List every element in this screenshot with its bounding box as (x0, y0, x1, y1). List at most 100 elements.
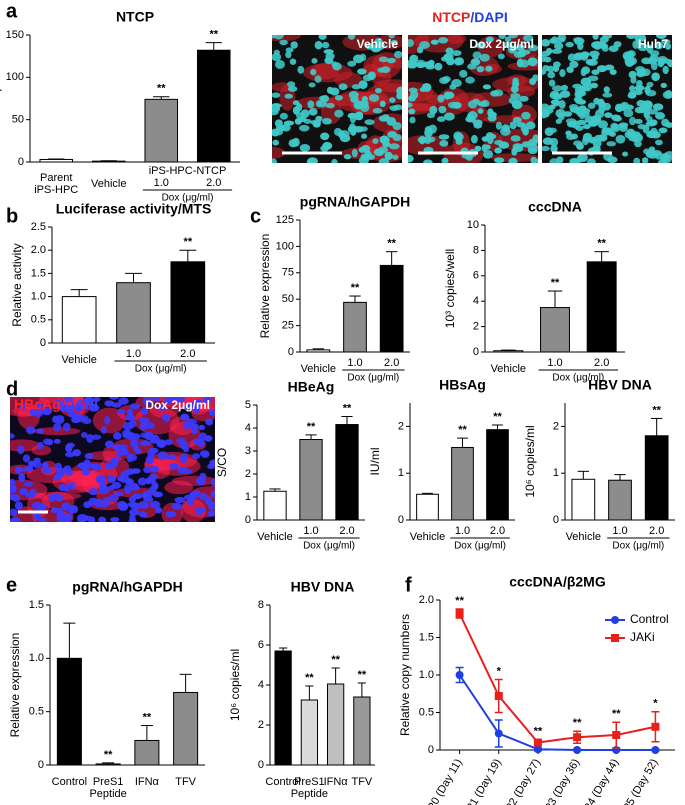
nucleus (642, 124, 650, 134)
nucleus (589, 146, 599, 153)
y-tick-label: 2.0 (31, 244, 46, 256)
nucleus (19, 487, 29, 495)
nucleus (485, 65, 493, 72)
nucleus (108, 494, 119, 502)
nucleus (320, 132, 330, 141)
nucleus (190, 427, 198, 435)
nucleus (409, 54, 419, 63)
nucleus (14, 466, 23, 474)
y-tick-label: 1.0 (29, 652, 44, 664)
nucleus (542, 145, 550, 152)
nucleus (573, 140, 583, 147)
bar (486, 429, 509, 521)
significance: ** (209, 29, 218, 41)
nucleus (311, 58, 318, 64)
nucleus (58, 483, 66, 492)
nucleus (453, 132, 464, 141)
nucleus (374, 38, 383, 46)
nucleus (275, 127, 284, 136)
nucleus (10, 517, 21, 522)
nucleus (314, 75, 322, 83)
nucleus (45, 439, 54, 446)
bar (540, 307, 570, 353)
nucleus (552, 99, 561, 107)
nucleus (98, 487, 108, 493)
nucleus (10, 433, 15, 439)
y-tick-label: 2.0 (419, 594, 434, 606)
nucleus (329, 87, 340, 96)
group-label: Dox (μg/ml) (162, 193, 214, 204)
nucleus (347, 60, 357, 67)
nucleus (634, 35, 643, 42)
nucleus (474, 145, 482, 152)
nucleus (321, 41, 330, 49)
y-tick-label: 1 (245, 491, 251, 503)
significance: * (653, 698, 658, 710)
nucleus (35, 401, 43, 410)
nucleus (199, 450, 208, 457)
nucleus (110, 456, 120, 465)
nucleus (106, 475, 117, 483)
nucleus (655, 139, 663, 146)
nucleus (104, 416, 111, 425)
nucleus (272, 158, 278, 163)
nucleus (598, 134, 608, 142)
nucleus (628, 70, 637, 79)
stain: /DAPI (470, 9, 507, 25)
nucleus (408, 154, 414, 163)
significance: ** (184, 236, 193, 248)
nucleus (654, 42, 664, 50)
bar (608, 479, 632, 521)
y-tick-label: 2 (398, 420, 404, 432)
nucleus (393, 50, 402, 59)
nucleus (372, 107, 383, 114)
nucleus (38, 517, 47, 522)
bar (116, 282, 151, 344)
y-axis-label: Relative expression (258, 234, 272, 339)
nucleus (308, 82, 316, 88)
nucleus (561, 84, 569, 91)
nucleus (148, 447, 159, 454)
y-tick-label: 2.5 (31, 221, 46, 233)
stain: HBcAg (14, 396, 61, 412)
nucleus (343, 154, 352, 160)
bar (61, 296, 97, 344)
nucleus (272, 53, 282, 62)
nucleus (557, 112, 565, 121)
group-label: Dox (μg/ml) (135, 364, 187, 375)
nucleus (486, 133, 497, 140)
nucleus (164, 439, 173, 446)
micrograph (10, 397, 215, 522)
nucleus (183, 446, 190, 453)
nucleus (479, 53, 490, 62)
nucleus (207, 501, 215, 510)
micrograph-title: HBcAg/DAPI (14, 396, 98, 412)
significance: * (497, 665, 502, 677)
nucleus (592, 35, 599, 40)
x-tick-label: Vehicle (257, 531, 292, 543)
nucleus (285, 51, 292, 59)
nucleus (308, 108, 318, 116)
y-tick-label: 1 (553, 467, 559, 479)
y-tick-label: 100 (6, 71, 24, 83)
y-tick-label: 8 (473, 244, 479, 256)
nucleus (634, 118, 643, 124)
nucleus (606, 141, 617, 147)
nucleus (528, 44, 538, 52)
significance: ** (358, 669, 367, 681)
point (573, 733, 582, 742)
nucleus (83, 397, 94, 405)
nucleus (111, 481, 122, 489)
significance: ** (597, 238, 606, 250)
y-tick-label: 0 (553, 514, 559, 526)
x-tick-label: 1.0 (347, 357, 362, 369)
chart-title: cccDNA/β2MG (509, 574, 606, 590)
nucleus (647, 150, 659, 159)
nucleus (64, 397, 74, 403)
nucleus (18, 473, 26, 482)
y-tick-label: 3 (245, 445, 251, 457)
point (651, 746, 660, 754)
nucleus (447, 101, 458, 109)
nucleus (472, 51, 482, 59)
nucleus (636, 80, 643, 87)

OBIETTIVO: Riscrivi come lista JSON di stringhe le righe che vanno da quella con "nucleus (642, 124, 650, 134)" a quella con "bar (116, 282, 151, 344)", entrambe comprese. Metti una stringa per ogni riga e salta quelle vuote.

SOLUZIONE:
[
  "nucleus (642, 124, 650, 134)",
  "nucleus (589, 146, 599, 153)",
  "y-tick-label: 2.0 (31, 244, 46, 256)",
  "nucleus (19, 487, 29, 495)",
  "nucleus (485, 65, 493, 72)",
  "nucleus (108, 494, 119, 502)",
  "nucleus (320, 132, 330, 141)",
  "nucleus (190, 427, 198, 435)",
  "nucleus (409, 54, 419, 63)",
  "nucleus (14, 466, 23, 474)",
  "y-tick-label: 1.0 (29, 652, 44, 664)",
  "nucleus (542, 145, 550, 152)",
  "nucleus (573, 140, 583, 147)",
  "bar (486, 429, 509, 521)",
  "significance: ** (209, 29, 218, 41)",
  "nucleus (311, 58, 318, 64)",
  "nucleus (58, 483, 66, 492)",
  "nucleus (453, 132, 464, 141)",
  "nucleus (374, 38, 383, 46)",
  "nucleus (275, 127, 284, 136)",
  "nucleus (10, 517, 21, 522)",
  "nucleus (314, 75, 322, 83)",
  "nucleus (45, 439, 54, 446)",
  "bar (540, 307, 570, 353)",
  "nucleus (552, 99, 561, 107)",
  "nucleus (98, 487, 108, 493)",
  "nucleus (10, 433, 15, 439)",
  "y-tick-label: 2.0 (419, 594, 434, 606)",
  "nucleus (329, 87, 340, 96)",
  "group-label: Dox (μg/ml) (162, 193, 214, 204)",
  "nucleus (347, 60, 357, 67)",
  "nucleus (634, 35, 643, 42)",
  "nucleus (474, 145, 482, 152)",
  "nucleus (321, 41, 330, 49)",
  "y-tick-label: 1 (245, 491, 251, 503)",
  "significance: * (653, 698, 658, 710)",
  "nucleus (35, 401, 43, 410)",
  "nucleus (199, 450, 208, 457)",
  "nucleus (110, 456, 120, 465)",
  "nucleus (106, 475, 117, 483)",
  "nucleus (655, 139, 663, 146)",
  "nucleus (104, 416, 111, 425)",
  "nucleus (272, 158, 278, 163)",
  "nucleus (598, 134, 608, 142)",
  "nucleus (628, 70, 637, 79)",
  "stain: /DAPI (470, 9, 507, 25)",
  "nucleus (408, 154, 414, 163)",
  "significance: ** (184, 236, 193, 248)",
  "nucleus (654, 42, 664, 50)",
  "bar (608, 479, 632, 521)",
  "y-tick-label: 2 (398, 420, 404, 432)",
  "nucleus (393, 50, 402, 59)",
  "nucleus (372, 107, 383, 114)",
  "nucleus (38, 517, 47, 522)",
  "bar (116, 282, 151, 344)"
]